> [Direction]: Pull each line containing "image" out of the data and copy it.

***** Data lines *****

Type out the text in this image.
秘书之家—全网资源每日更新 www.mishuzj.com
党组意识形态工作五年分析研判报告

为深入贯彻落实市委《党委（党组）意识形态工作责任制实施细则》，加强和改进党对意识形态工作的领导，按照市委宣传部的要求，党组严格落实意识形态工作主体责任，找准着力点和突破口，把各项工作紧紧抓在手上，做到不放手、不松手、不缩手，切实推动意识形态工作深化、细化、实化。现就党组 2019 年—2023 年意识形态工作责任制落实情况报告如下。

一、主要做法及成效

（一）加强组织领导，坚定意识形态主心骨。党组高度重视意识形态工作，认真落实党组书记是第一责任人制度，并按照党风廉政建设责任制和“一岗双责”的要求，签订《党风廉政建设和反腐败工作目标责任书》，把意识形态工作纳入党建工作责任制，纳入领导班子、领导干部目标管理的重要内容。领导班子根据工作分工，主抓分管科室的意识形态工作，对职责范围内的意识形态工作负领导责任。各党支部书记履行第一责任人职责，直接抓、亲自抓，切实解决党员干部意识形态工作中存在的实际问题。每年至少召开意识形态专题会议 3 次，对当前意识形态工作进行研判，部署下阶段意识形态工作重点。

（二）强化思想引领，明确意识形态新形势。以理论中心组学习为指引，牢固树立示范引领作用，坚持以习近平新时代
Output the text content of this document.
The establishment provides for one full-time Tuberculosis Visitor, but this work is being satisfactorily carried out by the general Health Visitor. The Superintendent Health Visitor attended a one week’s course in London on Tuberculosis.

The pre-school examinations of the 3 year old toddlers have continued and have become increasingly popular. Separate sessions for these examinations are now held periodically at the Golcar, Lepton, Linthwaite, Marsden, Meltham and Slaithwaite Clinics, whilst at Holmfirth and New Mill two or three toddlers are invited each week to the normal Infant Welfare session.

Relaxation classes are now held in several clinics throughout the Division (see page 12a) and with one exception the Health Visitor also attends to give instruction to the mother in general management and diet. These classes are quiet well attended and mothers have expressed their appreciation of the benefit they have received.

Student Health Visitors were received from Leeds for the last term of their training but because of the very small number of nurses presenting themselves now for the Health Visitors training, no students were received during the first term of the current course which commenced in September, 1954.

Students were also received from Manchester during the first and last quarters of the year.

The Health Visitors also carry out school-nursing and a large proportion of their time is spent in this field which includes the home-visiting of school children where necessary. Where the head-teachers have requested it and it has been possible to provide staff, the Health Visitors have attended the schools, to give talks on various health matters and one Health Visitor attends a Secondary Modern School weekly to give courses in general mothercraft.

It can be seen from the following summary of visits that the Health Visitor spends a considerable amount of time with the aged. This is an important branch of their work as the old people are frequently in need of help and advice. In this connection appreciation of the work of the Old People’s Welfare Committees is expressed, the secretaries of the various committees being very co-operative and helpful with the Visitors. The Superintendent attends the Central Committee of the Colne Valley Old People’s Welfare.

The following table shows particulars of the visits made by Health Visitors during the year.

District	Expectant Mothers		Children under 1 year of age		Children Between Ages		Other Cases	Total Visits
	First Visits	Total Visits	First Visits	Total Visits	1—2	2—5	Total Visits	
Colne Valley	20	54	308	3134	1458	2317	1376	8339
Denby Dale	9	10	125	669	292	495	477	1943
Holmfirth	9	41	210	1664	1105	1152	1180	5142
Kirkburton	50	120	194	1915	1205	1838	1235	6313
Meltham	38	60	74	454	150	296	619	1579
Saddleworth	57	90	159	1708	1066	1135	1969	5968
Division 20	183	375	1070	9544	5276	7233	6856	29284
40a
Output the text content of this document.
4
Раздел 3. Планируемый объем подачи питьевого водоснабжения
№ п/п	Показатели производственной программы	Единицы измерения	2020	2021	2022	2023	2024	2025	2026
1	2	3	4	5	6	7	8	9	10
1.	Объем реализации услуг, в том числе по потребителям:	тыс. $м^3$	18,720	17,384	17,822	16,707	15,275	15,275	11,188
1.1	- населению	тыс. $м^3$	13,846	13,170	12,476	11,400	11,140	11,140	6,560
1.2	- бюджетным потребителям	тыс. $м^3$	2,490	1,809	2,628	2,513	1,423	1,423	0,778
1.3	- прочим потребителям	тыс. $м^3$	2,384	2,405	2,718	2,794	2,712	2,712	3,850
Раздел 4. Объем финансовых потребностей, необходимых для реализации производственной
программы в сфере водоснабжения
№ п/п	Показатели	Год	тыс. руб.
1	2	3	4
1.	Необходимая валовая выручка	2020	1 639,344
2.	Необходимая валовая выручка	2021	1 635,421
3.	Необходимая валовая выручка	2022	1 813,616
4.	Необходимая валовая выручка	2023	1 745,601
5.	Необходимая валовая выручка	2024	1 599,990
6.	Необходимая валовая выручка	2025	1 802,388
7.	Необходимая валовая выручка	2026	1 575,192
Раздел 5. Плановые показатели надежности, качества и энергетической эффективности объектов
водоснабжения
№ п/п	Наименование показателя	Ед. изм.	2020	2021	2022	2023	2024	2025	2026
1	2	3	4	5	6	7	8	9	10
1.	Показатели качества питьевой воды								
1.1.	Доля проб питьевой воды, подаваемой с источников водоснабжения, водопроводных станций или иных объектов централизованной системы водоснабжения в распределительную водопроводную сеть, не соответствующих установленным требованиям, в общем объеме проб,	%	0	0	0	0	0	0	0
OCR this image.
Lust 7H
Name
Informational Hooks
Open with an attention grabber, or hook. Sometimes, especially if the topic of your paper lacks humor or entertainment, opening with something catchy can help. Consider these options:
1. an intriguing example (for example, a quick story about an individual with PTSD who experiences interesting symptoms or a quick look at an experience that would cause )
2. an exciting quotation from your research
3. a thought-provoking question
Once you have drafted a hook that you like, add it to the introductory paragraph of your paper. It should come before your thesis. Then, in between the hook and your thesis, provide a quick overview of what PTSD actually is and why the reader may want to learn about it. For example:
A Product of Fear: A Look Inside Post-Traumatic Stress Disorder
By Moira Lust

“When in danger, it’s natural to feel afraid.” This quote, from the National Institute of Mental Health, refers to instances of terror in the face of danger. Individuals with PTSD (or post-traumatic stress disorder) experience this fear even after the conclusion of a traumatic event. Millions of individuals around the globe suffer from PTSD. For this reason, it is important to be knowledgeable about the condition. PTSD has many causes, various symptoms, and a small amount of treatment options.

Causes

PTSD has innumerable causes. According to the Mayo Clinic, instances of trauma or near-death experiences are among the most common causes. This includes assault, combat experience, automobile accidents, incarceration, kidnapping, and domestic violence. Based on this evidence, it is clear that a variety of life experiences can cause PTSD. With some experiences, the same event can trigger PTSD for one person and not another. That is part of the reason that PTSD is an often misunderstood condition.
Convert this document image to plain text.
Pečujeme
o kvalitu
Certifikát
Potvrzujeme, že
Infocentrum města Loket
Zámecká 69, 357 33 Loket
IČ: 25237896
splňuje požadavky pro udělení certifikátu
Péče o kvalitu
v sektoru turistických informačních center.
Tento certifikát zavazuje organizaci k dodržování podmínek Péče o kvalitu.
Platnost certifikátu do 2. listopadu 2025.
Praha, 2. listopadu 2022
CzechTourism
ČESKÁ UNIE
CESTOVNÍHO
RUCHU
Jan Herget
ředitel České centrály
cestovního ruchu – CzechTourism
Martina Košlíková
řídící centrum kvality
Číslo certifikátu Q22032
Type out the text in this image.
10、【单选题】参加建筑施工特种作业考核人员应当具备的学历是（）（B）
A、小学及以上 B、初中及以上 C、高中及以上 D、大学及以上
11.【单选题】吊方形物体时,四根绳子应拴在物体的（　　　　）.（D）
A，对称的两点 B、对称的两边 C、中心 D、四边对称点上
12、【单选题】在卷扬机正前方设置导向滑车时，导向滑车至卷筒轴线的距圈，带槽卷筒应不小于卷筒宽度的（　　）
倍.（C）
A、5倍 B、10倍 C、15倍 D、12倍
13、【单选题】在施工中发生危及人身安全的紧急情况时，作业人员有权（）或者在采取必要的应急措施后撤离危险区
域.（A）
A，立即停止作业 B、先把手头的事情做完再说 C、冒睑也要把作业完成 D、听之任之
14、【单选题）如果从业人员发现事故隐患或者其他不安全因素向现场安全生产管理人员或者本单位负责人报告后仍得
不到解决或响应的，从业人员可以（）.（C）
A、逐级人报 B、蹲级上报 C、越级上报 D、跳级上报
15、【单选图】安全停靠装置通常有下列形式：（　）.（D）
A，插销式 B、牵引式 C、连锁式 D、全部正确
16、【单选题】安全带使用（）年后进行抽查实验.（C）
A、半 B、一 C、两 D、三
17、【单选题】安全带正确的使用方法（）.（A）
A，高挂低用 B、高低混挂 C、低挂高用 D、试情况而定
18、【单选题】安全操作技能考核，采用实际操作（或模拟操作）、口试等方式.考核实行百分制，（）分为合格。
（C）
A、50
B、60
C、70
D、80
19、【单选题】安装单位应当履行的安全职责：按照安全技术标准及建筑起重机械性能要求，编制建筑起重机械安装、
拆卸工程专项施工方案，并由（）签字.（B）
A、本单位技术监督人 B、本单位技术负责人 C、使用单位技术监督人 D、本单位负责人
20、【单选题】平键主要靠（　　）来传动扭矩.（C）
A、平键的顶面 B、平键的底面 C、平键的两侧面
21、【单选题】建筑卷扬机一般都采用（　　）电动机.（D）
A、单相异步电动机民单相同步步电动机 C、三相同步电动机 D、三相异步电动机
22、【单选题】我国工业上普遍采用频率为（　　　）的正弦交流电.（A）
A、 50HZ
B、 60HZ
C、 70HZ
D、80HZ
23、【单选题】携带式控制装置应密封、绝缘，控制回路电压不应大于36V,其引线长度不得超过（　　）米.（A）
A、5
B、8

*****

> [Full output]:
Type out the text in this image.
OCR this image.
Convert this document image to plain text.
Type out the text in this image.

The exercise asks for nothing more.